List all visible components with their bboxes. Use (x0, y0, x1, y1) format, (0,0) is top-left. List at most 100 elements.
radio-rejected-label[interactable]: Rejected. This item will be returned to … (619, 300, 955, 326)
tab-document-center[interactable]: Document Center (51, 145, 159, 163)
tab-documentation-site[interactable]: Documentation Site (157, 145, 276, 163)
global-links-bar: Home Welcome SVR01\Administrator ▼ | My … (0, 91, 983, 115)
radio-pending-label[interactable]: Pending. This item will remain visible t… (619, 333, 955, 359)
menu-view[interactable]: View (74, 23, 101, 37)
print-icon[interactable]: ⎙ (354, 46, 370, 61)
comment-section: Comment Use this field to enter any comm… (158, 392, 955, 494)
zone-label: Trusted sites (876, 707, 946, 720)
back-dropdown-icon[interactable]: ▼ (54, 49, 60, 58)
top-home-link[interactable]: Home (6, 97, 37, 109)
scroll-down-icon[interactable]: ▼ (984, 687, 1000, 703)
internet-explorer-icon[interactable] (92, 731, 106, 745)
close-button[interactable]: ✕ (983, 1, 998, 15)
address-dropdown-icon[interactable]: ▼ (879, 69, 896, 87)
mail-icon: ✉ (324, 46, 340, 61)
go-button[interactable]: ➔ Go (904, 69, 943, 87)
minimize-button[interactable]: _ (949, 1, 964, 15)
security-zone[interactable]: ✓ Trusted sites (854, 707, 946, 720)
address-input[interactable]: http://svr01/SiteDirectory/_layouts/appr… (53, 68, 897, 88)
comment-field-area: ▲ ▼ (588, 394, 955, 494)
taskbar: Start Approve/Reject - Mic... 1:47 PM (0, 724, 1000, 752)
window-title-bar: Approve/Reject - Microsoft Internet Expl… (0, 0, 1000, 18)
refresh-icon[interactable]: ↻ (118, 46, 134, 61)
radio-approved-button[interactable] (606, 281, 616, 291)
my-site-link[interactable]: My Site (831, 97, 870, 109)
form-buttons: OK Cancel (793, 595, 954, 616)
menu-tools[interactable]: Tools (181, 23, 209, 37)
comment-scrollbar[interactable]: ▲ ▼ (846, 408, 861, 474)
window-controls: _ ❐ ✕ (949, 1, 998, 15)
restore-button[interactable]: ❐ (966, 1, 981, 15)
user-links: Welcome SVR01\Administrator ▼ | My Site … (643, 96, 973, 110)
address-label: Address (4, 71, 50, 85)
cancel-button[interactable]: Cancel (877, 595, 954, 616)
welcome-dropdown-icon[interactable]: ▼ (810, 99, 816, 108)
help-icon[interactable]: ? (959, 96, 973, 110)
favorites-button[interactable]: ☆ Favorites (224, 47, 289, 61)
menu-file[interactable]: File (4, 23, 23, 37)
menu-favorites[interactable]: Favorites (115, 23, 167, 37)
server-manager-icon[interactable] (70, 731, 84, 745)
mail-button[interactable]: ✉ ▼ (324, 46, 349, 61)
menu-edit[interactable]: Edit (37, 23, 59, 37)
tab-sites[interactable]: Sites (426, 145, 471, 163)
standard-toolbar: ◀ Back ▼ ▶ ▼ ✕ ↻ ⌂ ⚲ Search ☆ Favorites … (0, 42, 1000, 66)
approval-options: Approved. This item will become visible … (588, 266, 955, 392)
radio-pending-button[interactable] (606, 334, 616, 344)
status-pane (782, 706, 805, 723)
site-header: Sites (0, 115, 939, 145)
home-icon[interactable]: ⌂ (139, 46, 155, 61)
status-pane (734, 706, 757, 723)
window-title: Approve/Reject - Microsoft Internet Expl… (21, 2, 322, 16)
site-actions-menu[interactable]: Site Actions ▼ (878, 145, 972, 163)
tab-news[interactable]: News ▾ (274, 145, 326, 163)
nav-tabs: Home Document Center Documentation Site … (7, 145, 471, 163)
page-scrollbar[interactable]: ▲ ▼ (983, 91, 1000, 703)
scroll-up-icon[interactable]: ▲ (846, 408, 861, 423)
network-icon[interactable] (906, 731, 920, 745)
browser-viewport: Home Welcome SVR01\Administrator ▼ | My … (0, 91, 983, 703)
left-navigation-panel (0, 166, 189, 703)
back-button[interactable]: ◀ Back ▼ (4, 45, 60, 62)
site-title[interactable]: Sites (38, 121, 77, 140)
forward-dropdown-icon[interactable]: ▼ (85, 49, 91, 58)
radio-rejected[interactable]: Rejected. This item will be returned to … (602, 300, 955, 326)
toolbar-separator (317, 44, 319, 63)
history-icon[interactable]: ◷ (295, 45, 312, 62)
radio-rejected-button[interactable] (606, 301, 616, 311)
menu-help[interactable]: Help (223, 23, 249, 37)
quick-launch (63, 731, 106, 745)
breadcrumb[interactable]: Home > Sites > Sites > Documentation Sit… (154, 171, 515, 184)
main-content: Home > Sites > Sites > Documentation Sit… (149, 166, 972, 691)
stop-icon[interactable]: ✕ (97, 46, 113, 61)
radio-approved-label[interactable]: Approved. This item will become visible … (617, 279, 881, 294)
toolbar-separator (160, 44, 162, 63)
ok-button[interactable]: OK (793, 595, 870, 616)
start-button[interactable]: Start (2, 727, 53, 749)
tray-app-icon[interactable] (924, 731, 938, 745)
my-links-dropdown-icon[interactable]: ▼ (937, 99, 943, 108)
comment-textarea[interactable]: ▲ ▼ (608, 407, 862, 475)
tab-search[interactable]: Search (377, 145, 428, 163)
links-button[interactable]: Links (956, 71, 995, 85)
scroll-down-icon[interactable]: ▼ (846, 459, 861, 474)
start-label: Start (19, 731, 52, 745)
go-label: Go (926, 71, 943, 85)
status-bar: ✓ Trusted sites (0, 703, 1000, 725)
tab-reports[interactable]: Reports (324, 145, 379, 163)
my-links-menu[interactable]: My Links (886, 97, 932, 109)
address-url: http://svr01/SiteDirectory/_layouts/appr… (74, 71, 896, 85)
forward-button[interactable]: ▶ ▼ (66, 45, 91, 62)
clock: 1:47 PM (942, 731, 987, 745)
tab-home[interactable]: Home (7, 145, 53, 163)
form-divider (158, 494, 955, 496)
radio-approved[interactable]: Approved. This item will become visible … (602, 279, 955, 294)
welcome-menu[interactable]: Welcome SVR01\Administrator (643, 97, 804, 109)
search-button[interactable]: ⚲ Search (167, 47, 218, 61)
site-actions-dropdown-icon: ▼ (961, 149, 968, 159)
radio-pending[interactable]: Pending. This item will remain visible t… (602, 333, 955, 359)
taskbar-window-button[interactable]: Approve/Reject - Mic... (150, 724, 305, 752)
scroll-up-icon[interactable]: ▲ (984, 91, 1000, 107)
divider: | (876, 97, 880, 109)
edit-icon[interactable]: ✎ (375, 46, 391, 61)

# WHAT THE TASK REQUIRES
How many lines of the data above contain the word "Favorites"? Give only the number.

# TASK RESULT
3